Dataset entries
------
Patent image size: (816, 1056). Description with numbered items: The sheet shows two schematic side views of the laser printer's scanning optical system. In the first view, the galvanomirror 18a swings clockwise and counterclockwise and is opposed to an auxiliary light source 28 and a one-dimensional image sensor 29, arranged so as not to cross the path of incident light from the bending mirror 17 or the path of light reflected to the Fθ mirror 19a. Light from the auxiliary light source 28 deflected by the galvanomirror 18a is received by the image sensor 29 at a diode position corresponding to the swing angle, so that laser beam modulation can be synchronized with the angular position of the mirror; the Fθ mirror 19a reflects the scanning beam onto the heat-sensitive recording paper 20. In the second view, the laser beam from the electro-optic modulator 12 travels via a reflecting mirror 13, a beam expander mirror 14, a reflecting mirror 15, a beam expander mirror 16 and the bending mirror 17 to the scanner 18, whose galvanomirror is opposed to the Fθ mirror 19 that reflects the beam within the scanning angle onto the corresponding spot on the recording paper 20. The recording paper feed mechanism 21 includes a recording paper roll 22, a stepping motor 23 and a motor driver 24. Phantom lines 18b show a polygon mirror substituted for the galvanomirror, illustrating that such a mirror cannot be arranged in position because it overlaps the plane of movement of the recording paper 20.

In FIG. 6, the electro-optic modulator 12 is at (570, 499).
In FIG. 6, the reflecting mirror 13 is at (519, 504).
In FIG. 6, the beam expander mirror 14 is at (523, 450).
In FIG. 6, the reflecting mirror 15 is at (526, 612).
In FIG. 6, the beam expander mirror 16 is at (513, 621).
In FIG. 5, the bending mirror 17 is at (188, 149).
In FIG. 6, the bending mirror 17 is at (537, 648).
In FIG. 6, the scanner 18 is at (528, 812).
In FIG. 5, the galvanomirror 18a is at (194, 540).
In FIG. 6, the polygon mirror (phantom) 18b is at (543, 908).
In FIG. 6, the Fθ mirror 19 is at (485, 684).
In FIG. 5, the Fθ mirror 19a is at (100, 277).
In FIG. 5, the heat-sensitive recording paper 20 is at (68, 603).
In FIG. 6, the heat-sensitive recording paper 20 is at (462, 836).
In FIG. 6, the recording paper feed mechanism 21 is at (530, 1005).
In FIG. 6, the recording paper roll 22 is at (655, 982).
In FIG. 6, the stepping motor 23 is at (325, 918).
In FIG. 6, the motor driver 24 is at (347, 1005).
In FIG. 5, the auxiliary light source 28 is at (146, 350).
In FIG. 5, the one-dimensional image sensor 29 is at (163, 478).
------
TO DO >>
Duplicate each line of the records above, character for character, with no changes.

THE SOLUTION >>
Patent image size: (816, 1056). Description with numbered items: The sheet shows two schematic side views of the laser printer's scanning optical system. In the first view, the galvanomirror 18a swings clockwise and counterclockwise and is opposed to an auxiliary light source 28 and a one-dimensional image sensor 29, arranged so as not to cross the path of incident light from the bending mirror 17 or the path of light reflected to the Fθ mirror 19a. Light from the auxiliary light source 28 deflected by the galvanomirror 18a is received by the image sensor 29 at a diode position corresponding to the swing angle, so that laser beam modulation can be synchronized with the angular position of the mirror; the Fθ mirror 19a reflects the scanning beam onto the heat-sensitive recording paper 20. In the second view, the laser beam from the electro-optic modulator 12 travels via a reflecting mirror 13, a beam expander mirror 14, a reflecting mirror 15, a beam expander mirror 16 and the bending mirror 17 to the scanner 18, whose galvanomirror is opposed to the Fθ mirror 19 that reflects the beam within the scanning angle onto the corresponding spot on the recording paper 20. The recording paper feed mechanism 21 includes a recording paper roll 22, a stepping motor 23 and a motor driver 24. Phantom lines 18b show a polygon mirror substituted for the galvanomirror, illustrating that such a mirror cannot be arranged in position because it overlaps the plane of movement of the recording paper 20.

In FIG. 6, the electro-optic modulator 12 is at (570, 499).
In FIG. 6, the reflecting mirror 13 is at (519, 504).
In FIG. 6, the beam expander mirror 14 is at (523, 450).
In FIG. 6, the reflecting mirror 15 is at (526, 612).
In FIG. 6, the beam expander mirror 16 is at (513, 621).
In FIG. 5, the bending mirror 17 is at (188, 149).
In FIG. 6, the bending mirror 17 is at (537, 648).
In FIG. 6, the scanner 18 is at (528, 812).
In FIG. 5, the galvanomirror 18a is at (194, 540).
In FIG. 6, the polygon mirror (phantom) 18b is at (543, 908).
In FIG. 6, the Fθ mirror 19 is at (485, 684).
In FIG. 5, the Fθ mirror 19a is at (100, 277).
In FIG. 5, the heat-sensitive recording paper 20 is at (68, 603).
In FIG. 6, the heat-sensitive recording paper 20 is at (462, 836).
In FIG. 6, the recording paper feed mechanism 21 is at (530, 1005).
In FIG. 6, the recording paper roll 22 is at (655, 982).
In FIG. 6, the stepping motor 23 is at (325, 918).
In FIG. 6, the motor driver 24 is at (347, 1005).
In FIG. 5, the auxiliary light source 28 is at (146, 350).
In FIG. 5, the one-dimensional image sensor 29 is at (163, 478).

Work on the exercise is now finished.